Exercise brief: Select all lines holding the word "après" from the entries that follow.

Provided material:
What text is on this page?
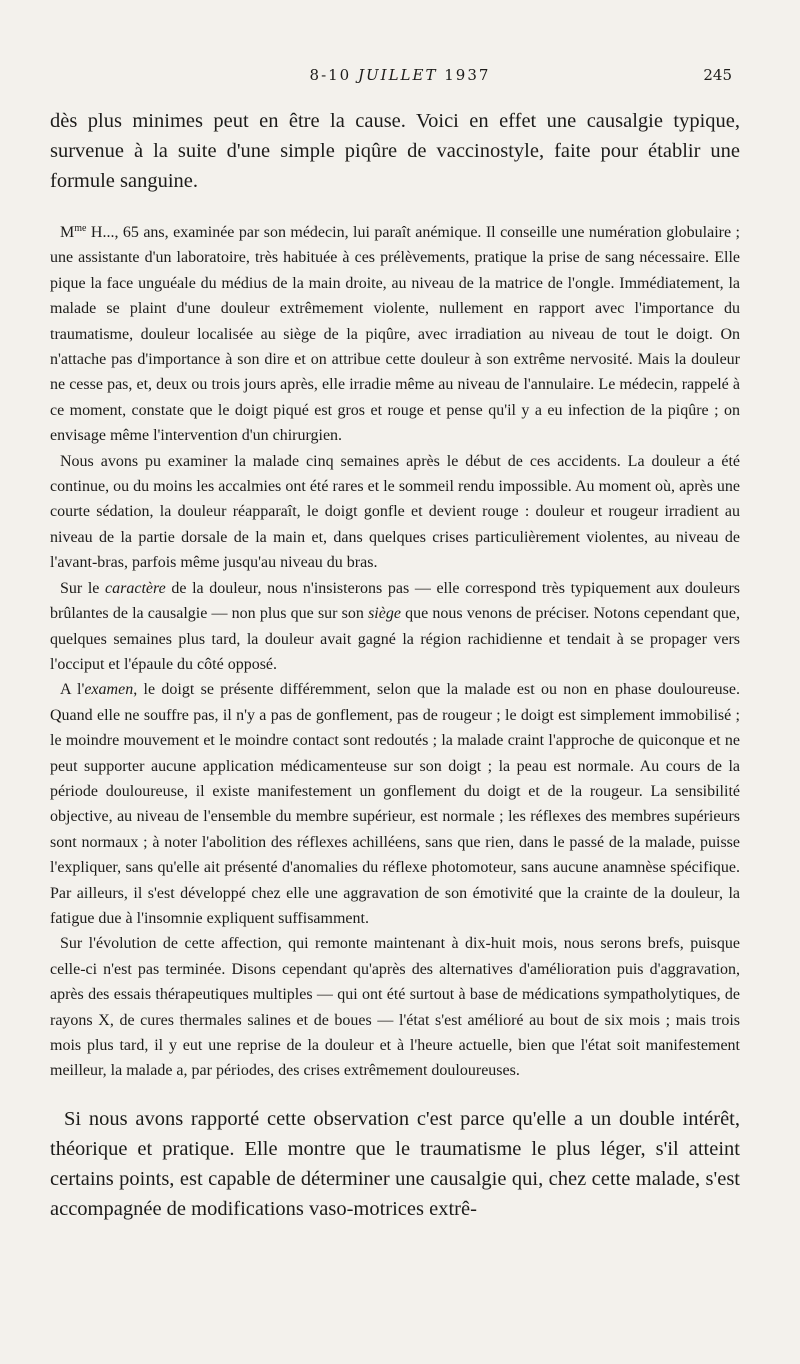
8-10 JUILLET 1937	245

dès plus minimes peut en être la cause. Voici en effet une causalgie typique, survenue à la suite d'une simple piqûre de vaccinostyle, faite pour établir une formule sanguine.

$M^{me}$ H..., 65 ans, examinée par son médecin, lui paraît anémique. Il conseille une numération globulaire ; une assistante d'un laboratoire, très habituée à ces prélèvements, pratique la prise de sang nécessaire. Elle pique la face unguéale du médius de la main droite, au niveau de la matrice de l'ongle. Immédiatement, la malade se plaint d'une douleur extrêmement violente, nullement en rapport avec l'importance du traumatisme, douleur localisée au siège de la piqûre, avec irradiation au niveau de tout le doigt. On n'attache pas d'importance à son dire et on attribue cette douleur à son extrême nervosité. Mais la douleur ne cesse pas, et, deux ou trois jours après, elle irradie même au niveau de l'annulaire. Le médecin, rappelé à ce moment, constate que le doigt piqué est gros et rouge et pense qu'il y a eu infection de la piqûre ; on envisage même l'intervention d'un chirurgien.

Nous avons pu examiner la malade cinq semaines après le début de ces accidents. La douleur a été continue, ou du moins les accalmies ont été rares et le sommeil rendu impossible. Au moment où, après une courte sédation, la douleur réapparaît, le doigt gonfle et devient rouge : douleur et rougeur irradient au niveau de la partie dorsale de la main et, dans quelques crises particulièrement violentes, au niveau de l'avant-bras, parfois même jusqu'au niveau du bras.

Sur le caractère de la douleur, nous n'insisterons pas — elle correspond très typiquement aux douleurs brûlantes de la causalgie — non plus que sur son siège que nous venons de préciser. Notons cependant que, quelques semaines plus tard, la douleur avait gagné la région rachidienne et tendait à se propager vers l'occiput et l'épaule du côté opposé.

A l'examen, le doigt se présente différemment, selon que la malade est ou non en phase douloureuse. Quand elle ne souffre pas, il n'y a pas de gonflement, pas de rougeur ; le doigt est simplement immobilisé ; le moindre mouvement et le moindre contact sont redoutés ; la malade craint l'approche de quiconque et ne peut supporter aucune application médicamenteuse sur son doigt ; la peau est normale. Au cours de la période douloureuse, il existe manifestement un gonflement du doigt et de la rougeur. La sensibilité objective, au niveau de l'ensemble du membre supérieur, est normale ; les réflexes des membres supérieurs sont normaux ; à noter l'abolition des réflexes achilléens, sans que rien, dans le passé de la malade, puisse l'expliquer, sans qu'elle ait présenté d'anomalies du réflexe photomoteur, sans aucune anamnèse spécifique. Par ailleurs, il s'est développé chez elle une aggravation de son émotivité que la crainte de la douleur, la fatigue due à l'insomnie expliquent suffisamment.

Sur l'évolution de cette affection, qui remonte maintenant à dix-huit mois, nous serons brefs, puisque celle-ci n'est pas terminée. Disons cependant qu'après des alternatives d'amélioration puis d'aggravation, après des essais thérapeutiques multiples — qui ont été surtout à base de médications sympatholytiques, de rayons X, de cures thermales salines et de boues — l'état s'est amélioré au bout de six mois ; mais trois mois plus tard, il y eut une reprise de la douleur et à l'heure actuelle, bien que l'état soit manifestement meilleur, la malade a, par périodes, des crises extrêmement douloureuses.

Si nous avons rapporté cette observation c'est parce qu'elle a un double intérêt, théorique et pratique. Elle montre que le traumatisme le plus léger, s'il atteint certains points, est capable de déterminer une causalgie qui, chez cette malade, s'est accompagnée de modifications vaso-motrices extrê-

Result for this exercise:
$M^{me}$ H..., 65 ans, examinée par son médecin, lui paraît anémique. Il conseille une numération globulaire ; une assistante d'un laboratoire, très habituée à ces prélèvements, pratique la prise de sang nécessaire. Elle pique la face unguéale du médius de la main droite, au niveau de la matrice de l'ongle. Immédiatement, la malade se plaint d'une douleur extrêmement violente, nullement en rapport avec l'importance du traumatisme, douleur localisée au siège de la piqûre, avec irradiation au niveau de tout le doigt. On n'attache pas d'importance à son dire et on attribue cette douleur à son extrême nervosité. Mais la douleur ne cesse pas, et, deux ou trois jours après, elle irradie même au niveau de l'annulaire. Le médecin, rappelé à ce moment, constate que le doigt piqué est gros et rouge et pense qu'il y a eu infection de la piqûre ; on envisage même l'intervention d'un chirurgien.
Nous avons pu examiner la malade cinq semaines après le début de ces accidents. La douleur a été continue, ou du moins les accalmies ont été rares et le sommeil rendu impossible. Au moment où, après une courte sédation, la douleur réapparaît, le doigt gonfle et devient rouge : douleur et rougeur irradient au niveau de la partie dorsale de la main et, dans quelques crises particulièrement violentes, au niveau de l'avant-bras, parfois même jusqu'au niveau du bras.
Sur l'évolution de cette affection, qui remonte maintenant à dix-huit mois, nous serons brefs, puisque celle-ci n'est pas terminée. Disons cependant qu'après des alternatives d'amélioration puis d'aggravation, après des essais thérapeutiques multiples — qui ont été surtout à base de médications sympatholytiques, de rayons X, de cures thermales salines et de boues — l'état s'est amélioré au bout de six mois ; mais trois mois plus tard, il y eut une reprise de la douleur et à l'heure actuelle, bien que l'état soit manifestement meilleur, la malade a, par périodes, des crises extrêmement douloureuses.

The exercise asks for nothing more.